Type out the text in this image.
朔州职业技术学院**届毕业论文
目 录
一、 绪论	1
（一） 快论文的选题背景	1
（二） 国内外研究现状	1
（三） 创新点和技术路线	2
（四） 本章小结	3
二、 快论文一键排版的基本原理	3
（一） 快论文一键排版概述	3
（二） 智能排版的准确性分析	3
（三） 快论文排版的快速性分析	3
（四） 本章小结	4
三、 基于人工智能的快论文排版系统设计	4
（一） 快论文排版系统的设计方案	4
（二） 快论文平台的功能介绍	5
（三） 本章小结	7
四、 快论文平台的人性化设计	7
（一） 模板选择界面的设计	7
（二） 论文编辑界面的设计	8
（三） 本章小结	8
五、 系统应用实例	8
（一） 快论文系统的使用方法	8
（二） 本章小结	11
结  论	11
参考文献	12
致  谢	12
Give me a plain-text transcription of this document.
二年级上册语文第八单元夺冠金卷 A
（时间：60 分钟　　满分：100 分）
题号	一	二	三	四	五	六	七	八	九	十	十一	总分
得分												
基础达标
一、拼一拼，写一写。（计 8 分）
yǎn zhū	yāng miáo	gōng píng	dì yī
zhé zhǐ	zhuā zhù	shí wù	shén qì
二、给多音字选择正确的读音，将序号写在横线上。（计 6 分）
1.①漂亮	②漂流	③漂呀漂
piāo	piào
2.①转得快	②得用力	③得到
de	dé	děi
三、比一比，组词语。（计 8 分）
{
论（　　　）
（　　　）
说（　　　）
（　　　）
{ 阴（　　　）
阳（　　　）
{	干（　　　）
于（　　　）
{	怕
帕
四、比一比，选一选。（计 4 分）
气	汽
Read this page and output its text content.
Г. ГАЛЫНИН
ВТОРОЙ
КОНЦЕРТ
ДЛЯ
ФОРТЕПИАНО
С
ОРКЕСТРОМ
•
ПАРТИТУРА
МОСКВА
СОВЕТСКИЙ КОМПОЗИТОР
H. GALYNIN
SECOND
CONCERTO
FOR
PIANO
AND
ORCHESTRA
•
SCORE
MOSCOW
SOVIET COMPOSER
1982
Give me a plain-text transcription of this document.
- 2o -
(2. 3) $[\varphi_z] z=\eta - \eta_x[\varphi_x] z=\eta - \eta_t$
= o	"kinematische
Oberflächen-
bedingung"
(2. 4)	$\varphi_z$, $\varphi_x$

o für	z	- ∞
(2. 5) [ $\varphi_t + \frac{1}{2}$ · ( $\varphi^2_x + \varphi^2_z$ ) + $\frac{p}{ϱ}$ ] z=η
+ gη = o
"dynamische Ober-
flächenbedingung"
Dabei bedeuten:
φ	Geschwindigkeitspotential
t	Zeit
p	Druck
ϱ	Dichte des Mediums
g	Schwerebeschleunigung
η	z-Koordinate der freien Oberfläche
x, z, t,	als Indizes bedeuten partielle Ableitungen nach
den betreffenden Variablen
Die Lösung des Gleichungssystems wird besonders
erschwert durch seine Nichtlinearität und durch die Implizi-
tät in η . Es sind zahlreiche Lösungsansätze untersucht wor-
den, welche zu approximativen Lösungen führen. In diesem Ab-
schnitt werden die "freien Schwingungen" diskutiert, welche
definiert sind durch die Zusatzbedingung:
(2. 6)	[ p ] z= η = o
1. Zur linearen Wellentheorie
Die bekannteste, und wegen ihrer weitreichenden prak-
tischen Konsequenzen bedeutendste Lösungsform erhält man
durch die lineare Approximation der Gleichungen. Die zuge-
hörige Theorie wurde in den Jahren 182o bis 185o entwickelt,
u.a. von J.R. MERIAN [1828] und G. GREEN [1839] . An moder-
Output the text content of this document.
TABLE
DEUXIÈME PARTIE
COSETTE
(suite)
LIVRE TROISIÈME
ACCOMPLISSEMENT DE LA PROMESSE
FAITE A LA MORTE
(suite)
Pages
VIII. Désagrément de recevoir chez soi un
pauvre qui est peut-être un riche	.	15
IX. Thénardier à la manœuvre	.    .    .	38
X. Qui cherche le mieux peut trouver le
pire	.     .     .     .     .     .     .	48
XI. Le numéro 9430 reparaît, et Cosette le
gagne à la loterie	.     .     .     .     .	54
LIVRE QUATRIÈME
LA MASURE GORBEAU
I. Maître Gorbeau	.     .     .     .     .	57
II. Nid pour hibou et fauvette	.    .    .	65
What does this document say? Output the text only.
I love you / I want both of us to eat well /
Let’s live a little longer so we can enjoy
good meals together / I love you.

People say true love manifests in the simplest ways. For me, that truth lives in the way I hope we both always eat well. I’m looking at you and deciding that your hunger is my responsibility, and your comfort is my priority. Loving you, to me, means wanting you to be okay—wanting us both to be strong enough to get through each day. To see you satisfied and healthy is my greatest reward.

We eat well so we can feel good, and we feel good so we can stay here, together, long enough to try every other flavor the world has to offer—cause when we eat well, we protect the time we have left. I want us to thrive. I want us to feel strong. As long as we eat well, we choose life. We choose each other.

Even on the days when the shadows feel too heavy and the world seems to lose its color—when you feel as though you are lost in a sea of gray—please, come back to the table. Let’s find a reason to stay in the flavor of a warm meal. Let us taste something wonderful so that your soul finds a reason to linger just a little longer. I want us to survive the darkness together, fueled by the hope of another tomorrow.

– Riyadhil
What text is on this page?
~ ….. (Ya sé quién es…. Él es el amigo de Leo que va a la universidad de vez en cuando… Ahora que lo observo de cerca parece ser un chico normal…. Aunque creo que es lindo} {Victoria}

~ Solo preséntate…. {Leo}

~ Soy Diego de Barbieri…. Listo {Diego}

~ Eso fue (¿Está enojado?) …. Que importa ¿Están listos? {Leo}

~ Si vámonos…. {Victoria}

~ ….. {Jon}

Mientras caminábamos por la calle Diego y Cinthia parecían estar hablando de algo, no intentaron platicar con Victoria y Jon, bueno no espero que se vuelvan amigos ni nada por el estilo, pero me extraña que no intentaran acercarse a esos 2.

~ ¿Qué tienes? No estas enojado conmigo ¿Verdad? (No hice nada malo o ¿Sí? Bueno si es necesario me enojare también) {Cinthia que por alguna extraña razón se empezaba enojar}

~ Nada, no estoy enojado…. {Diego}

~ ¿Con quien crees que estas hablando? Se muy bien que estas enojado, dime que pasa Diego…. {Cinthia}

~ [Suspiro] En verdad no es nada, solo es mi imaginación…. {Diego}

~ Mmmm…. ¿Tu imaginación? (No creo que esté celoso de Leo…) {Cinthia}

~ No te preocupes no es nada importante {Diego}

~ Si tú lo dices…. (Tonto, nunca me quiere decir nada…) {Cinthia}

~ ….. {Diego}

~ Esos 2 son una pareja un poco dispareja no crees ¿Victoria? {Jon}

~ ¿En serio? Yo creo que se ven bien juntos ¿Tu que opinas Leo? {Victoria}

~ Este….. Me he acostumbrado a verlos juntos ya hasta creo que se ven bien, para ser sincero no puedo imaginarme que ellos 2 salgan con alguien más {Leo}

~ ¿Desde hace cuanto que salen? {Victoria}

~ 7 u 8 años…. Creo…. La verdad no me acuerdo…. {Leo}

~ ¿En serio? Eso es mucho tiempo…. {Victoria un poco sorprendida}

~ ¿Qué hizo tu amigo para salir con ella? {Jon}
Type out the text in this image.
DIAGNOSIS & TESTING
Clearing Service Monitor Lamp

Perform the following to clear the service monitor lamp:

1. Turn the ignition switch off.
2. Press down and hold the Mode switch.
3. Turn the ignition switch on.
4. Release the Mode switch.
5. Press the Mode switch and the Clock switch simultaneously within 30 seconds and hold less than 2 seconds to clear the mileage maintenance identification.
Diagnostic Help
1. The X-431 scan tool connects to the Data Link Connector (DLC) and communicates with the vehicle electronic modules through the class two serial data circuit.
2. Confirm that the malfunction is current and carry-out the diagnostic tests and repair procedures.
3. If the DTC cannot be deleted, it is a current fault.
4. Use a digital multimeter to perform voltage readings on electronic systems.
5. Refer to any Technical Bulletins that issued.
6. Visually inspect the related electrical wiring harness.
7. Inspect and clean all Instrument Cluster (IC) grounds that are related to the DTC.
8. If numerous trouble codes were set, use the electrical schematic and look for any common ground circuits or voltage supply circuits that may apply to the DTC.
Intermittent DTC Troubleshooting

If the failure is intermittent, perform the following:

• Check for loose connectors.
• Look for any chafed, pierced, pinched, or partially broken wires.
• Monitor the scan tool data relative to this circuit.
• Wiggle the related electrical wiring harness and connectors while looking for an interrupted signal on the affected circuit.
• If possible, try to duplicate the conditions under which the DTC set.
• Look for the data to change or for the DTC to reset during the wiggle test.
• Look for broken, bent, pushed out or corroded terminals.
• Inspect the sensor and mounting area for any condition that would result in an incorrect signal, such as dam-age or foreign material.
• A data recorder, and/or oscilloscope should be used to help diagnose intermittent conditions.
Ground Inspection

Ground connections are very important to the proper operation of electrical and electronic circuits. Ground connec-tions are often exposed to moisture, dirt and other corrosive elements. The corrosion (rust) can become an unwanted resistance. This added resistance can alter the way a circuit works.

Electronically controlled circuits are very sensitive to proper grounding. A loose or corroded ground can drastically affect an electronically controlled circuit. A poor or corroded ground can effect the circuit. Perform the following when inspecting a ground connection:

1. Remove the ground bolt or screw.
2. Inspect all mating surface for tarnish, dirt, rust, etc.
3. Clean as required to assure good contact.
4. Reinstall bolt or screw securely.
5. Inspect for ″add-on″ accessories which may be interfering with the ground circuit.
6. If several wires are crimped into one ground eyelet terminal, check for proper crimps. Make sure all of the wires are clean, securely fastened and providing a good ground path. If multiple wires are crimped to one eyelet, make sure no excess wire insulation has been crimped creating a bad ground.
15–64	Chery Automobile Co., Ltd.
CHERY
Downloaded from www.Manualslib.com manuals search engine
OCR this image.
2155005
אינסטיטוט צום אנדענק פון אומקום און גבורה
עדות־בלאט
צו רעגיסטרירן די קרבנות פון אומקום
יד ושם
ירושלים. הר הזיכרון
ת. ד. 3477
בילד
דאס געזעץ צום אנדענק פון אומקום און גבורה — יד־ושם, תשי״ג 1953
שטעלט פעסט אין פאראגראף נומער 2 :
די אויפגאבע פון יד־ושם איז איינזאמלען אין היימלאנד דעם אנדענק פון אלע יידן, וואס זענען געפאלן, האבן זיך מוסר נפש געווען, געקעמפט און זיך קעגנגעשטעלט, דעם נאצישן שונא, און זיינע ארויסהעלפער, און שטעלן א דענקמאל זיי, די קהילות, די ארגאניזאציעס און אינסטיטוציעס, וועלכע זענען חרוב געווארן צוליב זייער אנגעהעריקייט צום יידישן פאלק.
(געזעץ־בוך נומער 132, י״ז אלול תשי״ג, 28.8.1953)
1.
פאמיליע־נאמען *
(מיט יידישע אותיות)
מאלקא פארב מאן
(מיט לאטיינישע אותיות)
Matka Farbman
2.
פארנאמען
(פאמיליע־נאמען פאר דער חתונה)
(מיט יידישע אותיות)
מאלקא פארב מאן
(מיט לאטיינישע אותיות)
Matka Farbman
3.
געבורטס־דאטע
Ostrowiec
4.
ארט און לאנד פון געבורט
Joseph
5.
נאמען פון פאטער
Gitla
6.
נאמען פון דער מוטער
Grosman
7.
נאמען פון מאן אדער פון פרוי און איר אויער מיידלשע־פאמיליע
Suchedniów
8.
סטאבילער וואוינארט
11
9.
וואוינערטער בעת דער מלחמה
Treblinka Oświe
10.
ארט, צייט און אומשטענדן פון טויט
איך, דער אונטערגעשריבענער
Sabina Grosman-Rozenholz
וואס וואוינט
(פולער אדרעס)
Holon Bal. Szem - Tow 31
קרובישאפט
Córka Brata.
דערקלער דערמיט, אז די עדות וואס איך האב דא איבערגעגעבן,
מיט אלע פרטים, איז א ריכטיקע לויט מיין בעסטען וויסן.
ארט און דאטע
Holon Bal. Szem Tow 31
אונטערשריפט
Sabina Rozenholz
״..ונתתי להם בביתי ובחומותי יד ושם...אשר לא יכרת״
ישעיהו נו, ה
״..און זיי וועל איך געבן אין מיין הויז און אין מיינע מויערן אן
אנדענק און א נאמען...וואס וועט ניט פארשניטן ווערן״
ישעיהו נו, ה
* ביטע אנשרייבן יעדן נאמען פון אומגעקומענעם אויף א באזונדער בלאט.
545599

··········

WHAT TO WORK ON
Show the lines that mention the word "נומער".

FINISHED EXERCISE
שטעלט פעסט אין פאראגראף נומער 2 :
(געזעץ־בוך נומער 132, י״ז אלול תשי״ג, 28.8.1953)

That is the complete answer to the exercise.